--- BEGIN ---
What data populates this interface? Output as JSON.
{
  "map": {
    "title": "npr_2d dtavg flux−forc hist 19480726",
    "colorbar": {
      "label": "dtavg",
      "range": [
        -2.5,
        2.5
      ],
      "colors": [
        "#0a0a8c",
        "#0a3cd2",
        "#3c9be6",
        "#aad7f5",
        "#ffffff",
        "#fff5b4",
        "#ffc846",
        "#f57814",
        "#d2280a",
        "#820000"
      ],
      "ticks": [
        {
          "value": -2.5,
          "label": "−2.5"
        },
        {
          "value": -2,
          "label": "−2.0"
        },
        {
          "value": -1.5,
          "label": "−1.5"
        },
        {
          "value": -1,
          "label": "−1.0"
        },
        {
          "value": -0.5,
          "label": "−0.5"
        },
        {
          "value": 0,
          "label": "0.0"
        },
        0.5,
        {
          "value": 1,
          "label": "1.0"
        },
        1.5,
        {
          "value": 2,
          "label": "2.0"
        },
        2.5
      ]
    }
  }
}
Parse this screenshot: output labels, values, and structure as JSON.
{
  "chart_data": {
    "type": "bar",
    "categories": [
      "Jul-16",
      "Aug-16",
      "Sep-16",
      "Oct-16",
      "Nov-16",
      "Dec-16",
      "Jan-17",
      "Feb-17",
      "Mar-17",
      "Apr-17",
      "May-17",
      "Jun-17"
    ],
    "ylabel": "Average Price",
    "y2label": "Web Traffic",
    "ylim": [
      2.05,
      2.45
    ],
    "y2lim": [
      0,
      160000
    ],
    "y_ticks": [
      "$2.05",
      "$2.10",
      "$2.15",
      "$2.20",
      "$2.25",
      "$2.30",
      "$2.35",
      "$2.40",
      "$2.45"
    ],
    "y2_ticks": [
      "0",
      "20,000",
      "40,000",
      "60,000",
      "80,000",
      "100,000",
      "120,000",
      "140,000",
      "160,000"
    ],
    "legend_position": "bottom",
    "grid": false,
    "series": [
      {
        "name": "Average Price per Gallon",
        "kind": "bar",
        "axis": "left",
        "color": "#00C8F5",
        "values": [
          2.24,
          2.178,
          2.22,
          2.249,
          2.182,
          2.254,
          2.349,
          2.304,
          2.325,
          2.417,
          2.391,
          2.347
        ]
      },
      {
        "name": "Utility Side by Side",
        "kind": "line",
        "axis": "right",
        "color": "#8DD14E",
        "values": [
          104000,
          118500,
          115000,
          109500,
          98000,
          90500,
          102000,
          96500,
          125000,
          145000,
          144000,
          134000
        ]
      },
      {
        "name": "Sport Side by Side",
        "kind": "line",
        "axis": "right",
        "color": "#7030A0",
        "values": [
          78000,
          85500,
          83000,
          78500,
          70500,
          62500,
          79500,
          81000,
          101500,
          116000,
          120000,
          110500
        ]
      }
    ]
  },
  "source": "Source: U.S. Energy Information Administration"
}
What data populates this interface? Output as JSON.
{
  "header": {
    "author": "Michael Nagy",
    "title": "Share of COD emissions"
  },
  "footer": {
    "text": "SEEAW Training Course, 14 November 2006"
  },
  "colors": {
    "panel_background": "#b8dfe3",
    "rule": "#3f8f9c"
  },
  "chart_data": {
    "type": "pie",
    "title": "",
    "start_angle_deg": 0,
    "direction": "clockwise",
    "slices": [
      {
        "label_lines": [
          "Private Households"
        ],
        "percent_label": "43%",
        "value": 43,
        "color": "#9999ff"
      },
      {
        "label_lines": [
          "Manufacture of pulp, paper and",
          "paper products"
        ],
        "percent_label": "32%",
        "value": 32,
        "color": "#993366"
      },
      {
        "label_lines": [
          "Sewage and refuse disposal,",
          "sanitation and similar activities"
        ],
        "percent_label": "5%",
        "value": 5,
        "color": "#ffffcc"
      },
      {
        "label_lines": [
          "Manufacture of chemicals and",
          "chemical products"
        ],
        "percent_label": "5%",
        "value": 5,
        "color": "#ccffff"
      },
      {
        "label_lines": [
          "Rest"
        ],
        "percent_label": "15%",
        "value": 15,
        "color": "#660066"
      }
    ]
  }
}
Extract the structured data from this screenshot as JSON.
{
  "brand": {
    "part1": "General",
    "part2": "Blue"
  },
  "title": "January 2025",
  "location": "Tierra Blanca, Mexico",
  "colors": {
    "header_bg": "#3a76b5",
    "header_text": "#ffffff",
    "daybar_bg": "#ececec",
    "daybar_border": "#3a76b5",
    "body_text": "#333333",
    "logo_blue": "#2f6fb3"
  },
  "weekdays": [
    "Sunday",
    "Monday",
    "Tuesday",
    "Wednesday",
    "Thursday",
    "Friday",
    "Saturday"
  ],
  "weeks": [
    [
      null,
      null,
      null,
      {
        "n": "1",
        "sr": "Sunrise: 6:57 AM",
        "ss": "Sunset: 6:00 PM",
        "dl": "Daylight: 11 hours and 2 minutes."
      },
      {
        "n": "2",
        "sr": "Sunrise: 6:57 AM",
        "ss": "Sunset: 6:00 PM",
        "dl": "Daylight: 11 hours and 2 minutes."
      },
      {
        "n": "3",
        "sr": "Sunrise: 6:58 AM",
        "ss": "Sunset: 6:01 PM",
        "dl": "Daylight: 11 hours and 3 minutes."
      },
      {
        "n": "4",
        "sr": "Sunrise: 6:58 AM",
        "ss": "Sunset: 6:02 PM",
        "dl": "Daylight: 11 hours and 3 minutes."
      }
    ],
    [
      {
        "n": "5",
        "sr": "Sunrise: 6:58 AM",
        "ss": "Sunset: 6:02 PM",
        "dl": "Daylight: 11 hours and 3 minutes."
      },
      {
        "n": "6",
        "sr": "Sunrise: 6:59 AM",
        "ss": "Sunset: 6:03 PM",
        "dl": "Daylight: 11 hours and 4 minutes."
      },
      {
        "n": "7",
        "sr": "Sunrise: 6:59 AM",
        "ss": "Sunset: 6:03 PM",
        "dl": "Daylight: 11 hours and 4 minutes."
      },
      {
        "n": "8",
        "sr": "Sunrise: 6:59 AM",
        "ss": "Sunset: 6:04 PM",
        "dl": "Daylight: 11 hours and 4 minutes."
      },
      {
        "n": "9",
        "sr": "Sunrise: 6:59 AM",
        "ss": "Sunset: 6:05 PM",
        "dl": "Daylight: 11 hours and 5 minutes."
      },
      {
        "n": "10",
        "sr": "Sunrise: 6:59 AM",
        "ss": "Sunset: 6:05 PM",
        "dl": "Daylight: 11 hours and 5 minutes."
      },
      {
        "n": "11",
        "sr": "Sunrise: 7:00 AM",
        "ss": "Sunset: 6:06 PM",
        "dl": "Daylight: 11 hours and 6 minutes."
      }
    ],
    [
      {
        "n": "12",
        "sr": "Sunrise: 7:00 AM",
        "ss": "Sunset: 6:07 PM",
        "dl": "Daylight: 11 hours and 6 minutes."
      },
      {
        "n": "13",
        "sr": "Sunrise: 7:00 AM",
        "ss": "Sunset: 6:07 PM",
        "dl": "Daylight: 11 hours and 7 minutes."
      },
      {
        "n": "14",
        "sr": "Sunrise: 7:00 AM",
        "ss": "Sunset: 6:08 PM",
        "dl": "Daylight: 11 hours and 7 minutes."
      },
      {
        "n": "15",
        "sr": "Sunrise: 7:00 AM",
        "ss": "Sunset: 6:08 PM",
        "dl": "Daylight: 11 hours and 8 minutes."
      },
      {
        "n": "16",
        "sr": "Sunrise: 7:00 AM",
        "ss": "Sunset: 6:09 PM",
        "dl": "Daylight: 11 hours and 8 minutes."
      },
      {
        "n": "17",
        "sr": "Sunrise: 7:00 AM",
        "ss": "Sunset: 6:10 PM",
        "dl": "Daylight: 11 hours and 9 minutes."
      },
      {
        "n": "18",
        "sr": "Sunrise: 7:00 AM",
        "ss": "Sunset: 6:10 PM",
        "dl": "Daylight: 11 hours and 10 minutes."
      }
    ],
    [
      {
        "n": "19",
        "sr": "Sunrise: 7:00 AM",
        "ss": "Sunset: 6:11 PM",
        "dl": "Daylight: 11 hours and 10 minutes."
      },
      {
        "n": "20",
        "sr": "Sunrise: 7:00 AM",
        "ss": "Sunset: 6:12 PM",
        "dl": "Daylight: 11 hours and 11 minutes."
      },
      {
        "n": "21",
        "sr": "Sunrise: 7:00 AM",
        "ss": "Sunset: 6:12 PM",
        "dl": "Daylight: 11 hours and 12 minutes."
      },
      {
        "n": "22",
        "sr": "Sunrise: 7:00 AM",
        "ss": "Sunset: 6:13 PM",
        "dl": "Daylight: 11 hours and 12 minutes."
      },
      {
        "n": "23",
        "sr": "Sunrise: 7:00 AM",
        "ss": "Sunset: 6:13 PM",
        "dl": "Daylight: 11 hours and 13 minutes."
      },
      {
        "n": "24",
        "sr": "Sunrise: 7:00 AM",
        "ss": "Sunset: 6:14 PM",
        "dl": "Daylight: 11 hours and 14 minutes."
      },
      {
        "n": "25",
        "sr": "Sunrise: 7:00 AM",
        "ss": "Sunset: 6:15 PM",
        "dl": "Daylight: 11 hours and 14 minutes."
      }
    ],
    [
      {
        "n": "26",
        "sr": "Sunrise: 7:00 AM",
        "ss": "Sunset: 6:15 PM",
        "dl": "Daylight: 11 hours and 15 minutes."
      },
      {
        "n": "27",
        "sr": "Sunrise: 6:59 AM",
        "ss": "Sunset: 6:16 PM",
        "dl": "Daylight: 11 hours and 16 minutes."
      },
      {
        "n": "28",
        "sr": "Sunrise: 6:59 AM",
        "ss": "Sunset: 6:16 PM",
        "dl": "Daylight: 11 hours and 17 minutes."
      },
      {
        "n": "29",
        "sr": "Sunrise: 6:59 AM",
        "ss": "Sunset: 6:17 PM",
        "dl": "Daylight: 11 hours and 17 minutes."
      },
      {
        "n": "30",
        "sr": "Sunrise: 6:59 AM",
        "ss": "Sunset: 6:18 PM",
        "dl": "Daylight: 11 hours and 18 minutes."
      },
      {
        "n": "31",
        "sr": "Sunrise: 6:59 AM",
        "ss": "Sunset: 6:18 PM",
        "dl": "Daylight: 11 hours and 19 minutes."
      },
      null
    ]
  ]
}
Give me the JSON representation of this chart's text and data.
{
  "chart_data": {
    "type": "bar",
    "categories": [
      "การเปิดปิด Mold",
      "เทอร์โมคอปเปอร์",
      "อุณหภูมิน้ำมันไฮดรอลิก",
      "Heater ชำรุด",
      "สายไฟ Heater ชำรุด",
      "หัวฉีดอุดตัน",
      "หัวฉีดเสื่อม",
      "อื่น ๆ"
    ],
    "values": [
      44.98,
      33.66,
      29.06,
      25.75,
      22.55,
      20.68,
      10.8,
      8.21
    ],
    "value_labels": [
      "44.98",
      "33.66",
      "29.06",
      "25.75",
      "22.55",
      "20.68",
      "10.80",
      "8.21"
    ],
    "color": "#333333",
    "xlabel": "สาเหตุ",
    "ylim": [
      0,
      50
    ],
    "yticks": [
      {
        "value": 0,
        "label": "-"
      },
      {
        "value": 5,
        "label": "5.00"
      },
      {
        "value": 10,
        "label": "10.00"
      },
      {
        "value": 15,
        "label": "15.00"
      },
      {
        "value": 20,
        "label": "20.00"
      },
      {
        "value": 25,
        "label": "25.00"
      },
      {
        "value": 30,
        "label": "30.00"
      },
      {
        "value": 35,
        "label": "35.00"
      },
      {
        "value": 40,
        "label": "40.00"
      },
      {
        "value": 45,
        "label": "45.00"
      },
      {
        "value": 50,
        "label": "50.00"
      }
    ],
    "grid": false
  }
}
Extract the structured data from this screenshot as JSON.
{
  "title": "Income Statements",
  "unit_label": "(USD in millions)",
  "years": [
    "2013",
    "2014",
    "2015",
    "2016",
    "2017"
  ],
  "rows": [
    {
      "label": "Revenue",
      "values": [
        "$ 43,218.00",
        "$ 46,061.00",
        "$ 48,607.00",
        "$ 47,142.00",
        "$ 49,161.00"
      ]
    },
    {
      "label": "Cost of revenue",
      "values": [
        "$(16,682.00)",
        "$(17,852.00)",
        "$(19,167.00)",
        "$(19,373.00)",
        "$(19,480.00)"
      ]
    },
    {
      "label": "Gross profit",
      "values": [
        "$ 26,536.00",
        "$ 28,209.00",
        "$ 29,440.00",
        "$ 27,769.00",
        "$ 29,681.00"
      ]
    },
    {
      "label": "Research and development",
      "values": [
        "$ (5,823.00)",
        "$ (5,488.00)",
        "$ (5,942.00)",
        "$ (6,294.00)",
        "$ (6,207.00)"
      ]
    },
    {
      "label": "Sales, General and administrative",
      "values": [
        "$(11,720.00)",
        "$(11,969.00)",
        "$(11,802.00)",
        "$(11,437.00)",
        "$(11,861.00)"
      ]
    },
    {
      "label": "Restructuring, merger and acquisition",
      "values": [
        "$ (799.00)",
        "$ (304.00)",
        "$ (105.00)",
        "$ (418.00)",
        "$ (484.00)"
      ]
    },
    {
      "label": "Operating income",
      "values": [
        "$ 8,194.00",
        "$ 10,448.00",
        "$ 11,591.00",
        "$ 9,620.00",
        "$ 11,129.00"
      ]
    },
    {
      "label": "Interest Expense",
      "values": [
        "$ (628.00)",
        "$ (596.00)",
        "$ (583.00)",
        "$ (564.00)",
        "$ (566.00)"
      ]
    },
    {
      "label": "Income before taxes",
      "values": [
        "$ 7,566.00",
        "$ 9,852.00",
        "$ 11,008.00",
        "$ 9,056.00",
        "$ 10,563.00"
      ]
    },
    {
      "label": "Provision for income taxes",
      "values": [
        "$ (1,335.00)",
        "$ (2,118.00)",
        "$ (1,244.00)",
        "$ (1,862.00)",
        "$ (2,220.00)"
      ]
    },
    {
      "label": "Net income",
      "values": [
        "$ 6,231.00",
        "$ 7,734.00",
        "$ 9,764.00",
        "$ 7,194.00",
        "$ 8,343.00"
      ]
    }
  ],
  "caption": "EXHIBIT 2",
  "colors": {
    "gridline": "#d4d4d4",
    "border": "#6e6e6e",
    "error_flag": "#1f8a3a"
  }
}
--- END ---
*DIRECTIVE*
Copy out every line in the entries above that holds "title".

*REPLY TO THE TASK*
    "title": "npr_2d dtavg flux−forc hist 19480726",
    "title": "Share of COD emissions"
    "title": "",
  "title": "January 2025",
  "title": "Income Statements",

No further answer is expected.